Copy out all the entries exactly.

> **SOURCE DATA**
---
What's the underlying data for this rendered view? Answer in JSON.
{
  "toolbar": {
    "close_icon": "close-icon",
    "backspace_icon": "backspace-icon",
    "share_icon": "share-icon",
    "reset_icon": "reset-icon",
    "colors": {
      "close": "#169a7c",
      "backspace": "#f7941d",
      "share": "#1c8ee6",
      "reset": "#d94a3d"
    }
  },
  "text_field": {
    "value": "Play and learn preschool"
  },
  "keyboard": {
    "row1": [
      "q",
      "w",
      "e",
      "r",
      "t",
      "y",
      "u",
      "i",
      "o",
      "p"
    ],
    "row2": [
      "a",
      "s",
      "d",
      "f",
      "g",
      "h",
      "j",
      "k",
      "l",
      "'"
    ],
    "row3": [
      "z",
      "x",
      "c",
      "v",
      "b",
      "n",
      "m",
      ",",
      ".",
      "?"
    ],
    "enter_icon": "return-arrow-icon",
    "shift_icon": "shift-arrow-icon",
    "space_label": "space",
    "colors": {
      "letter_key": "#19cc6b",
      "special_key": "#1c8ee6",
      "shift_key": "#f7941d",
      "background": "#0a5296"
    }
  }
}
---
> **RESPONSE TO THIS TASK**
What's the underlying data for this rendered view? Answer in JSON.
{
  "toolbar": {
    "close_icon": "close-icon",
    "backspace_icon": "backspace-icon",
    "share_icon": "share-icon",
    "reset_icon": "reset-icon",
    "colors": {
      "close": "#169a7c",
      "backspace": "#f7941d",
      "share": "#1c8ee6",
      "reset": "#d94a3d"
    }
  },
  "text_field": {
    "value": "Play and learn preschool"
  },
  "keyboard": {
    "row1": [
      "q",
      "w",
      "e",
      "r",
      "t",
      "y",
      "u",
      "i",
      "o",
      "p"
    ],
    "row2": [
      "a",
      "s",
      "d",
      "f",
      "g",
      "h",
      "j",
      "k",
      "l",
      "'"
    ],
    "row3": [
      "z",
      "x",
      "c",
      "v",
      "b",
      "n",
      "m",
      ",",
      ".",
      "?"
    ],
    "enter_icon": "return-arrow-icon",
    "shift_icon": "shift-arrow-icon",
    "space_label": "space",
    "colors": {
      "letter_key": "#19cc6b",
      "special_key": "#1c8ee6",
      "shift_key": "#f7941d",
      "background": "#0a5296"
    }
  }
}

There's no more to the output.